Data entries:
—————

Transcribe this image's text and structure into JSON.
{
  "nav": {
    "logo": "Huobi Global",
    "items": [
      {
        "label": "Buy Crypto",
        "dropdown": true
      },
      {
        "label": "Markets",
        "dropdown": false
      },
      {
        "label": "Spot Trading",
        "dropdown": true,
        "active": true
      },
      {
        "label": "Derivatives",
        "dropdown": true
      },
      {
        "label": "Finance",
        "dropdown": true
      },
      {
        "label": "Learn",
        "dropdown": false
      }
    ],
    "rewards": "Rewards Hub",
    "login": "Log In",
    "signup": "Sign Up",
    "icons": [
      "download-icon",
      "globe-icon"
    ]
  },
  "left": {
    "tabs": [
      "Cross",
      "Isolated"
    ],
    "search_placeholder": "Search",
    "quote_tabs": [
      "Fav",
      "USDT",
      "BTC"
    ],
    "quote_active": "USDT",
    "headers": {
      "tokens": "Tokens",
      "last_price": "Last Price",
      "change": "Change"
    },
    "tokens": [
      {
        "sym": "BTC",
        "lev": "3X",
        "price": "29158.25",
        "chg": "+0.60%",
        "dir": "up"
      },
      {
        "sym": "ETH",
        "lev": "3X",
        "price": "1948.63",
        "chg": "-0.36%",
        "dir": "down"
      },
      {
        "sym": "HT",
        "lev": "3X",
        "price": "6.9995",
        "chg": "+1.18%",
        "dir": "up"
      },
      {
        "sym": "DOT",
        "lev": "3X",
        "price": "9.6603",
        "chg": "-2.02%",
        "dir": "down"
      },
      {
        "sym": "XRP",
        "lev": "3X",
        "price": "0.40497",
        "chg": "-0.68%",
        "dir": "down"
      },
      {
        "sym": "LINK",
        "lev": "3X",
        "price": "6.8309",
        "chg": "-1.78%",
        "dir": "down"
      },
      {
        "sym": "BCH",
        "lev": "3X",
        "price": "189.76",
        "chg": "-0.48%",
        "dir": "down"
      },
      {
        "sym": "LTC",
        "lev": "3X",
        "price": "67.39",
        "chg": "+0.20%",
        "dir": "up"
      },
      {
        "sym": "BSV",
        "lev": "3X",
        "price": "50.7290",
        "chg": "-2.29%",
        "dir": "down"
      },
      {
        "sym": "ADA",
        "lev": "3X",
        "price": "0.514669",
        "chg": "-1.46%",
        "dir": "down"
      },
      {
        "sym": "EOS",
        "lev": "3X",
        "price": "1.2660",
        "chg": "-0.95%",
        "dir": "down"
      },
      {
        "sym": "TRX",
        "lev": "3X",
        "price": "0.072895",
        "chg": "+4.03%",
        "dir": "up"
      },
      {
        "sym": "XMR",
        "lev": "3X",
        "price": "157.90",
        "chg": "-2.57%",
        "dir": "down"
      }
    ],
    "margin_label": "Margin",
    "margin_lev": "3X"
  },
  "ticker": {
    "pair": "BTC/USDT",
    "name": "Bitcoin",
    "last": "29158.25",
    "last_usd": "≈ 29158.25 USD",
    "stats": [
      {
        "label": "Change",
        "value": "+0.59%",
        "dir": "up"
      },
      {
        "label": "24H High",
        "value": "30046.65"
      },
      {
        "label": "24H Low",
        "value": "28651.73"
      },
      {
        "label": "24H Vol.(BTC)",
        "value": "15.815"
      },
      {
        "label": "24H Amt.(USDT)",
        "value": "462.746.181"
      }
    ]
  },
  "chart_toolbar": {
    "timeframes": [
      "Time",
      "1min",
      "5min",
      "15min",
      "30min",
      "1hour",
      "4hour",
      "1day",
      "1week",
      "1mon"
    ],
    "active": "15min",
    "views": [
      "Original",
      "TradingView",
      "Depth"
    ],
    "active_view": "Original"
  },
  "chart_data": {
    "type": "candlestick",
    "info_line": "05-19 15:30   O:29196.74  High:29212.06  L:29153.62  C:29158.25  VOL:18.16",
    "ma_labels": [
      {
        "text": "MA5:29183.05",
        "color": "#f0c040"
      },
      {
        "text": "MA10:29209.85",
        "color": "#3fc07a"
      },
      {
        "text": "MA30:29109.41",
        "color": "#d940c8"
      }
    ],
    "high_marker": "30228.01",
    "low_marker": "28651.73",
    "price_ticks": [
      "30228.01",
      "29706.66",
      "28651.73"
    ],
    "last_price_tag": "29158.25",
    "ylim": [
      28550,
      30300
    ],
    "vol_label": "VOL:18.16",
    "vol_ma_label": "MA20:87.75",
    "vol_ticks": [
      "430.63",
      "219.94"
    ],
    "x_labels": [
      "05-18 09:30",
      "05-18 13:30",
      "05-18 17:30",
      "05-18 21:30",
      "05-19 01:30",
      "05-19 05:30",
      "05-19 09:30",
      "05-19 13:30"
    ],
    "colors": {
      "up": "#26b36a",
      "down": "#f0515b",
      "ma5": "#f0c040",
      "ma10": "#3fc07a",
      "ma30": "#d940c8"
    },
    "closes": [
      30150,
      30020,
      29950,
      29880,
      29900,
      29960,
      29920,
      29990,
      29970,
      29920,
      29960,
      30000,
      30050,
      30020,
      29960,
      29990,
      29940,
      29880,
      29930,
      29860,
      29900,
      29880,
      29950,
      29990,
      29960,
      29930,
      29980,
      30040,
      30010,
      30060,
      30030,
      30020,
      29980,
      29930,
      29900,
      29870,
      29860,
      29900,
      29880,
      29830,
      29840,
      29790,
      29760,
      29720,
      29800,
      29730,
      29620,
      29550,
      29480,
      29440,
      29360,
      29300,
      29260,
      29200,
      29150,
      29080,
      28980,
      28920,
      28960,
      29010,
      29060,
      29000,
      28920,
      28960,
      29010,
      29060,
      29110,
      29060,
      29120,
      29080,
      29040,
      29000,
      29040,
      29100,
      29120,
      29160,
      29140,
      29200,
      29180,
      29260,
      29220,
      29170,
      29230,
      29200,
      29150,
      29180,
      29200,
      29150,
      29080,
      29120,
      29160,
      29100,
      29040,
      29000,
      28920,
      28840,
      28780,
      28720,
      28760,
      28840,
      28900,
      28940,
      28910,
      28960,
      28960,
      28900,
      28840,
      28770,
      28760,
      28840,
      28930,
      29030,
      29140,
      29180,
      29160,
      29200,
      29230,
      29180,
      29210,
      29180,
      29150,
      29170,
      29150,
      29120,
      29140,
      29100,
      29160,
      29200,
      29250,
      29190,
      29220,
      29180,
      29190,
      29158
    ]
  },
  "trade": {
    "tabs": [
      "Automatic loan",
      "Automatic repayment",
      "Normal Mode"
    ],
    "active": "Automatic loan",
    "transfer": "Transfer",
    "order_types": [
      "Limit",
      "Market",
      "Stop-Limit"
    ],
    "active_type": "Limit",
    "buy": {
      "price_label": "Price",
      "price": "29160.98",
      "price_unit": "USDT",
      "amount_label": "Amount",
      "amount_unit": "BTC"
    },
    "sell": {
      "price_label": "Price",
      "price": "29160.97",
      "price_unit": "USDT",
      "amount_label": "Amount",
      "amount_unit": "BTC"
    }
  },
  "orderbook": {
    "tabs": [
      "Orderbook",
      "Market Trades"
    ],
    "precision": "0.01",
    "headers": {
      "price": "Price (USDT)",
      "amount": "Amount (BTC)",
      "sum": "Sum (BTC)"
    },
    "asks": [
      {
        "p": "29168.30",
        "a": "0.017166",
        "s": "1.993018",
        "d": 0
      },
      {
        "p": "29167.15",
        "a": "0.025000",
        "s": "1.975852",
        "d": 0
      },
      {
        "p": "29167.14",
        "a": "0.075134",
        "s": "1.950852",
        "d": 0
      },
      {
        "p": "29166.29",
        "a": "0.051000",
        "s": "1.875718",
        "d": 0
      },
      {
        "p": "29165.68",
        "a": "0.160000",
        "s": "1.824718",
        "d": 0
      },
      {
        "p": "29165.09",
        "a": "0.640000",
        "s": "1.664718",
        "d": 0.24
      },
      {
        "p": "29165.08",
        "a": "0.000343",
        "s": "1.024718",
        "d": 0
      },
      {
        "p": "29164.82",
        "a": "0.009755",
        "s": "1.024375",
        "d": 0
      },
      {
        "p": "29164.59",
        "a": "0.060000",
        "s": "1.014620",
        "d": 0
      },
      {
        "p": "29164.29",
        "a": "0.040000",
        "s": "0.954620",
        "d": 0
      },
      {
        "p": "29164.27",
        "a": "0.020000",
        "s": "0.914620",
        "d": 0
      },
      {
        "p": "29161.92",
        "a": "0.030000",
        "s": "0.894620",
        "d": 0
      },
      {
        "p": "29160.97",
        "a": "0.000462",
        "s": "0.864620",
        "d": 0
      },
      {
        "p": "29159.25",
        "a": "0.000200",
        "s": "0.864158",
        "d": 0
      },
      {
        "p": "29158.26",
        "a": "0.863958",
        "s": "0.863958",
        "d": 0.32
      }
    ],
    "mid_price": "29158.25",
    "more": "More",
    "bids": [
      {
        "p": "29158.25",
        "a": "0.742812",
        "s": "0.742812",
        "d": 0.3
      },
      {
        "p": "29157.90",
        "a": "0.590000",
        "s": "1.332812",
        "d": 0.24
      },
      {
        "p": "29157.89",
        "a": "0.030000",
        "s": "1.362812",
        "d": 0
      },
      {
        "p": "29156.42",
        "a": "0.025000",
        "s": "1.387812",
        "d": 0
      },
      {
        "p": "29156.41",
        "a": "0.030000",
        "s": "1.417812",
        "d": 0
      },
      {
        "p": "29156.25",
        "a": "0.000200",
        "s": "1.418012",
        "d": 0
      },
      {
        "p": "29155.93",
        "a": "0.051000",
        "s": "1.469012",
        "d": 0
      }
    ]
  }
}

—————

Exercise description
Look through the entries above and count each line holding "value"; report the count alone.

Full solution
5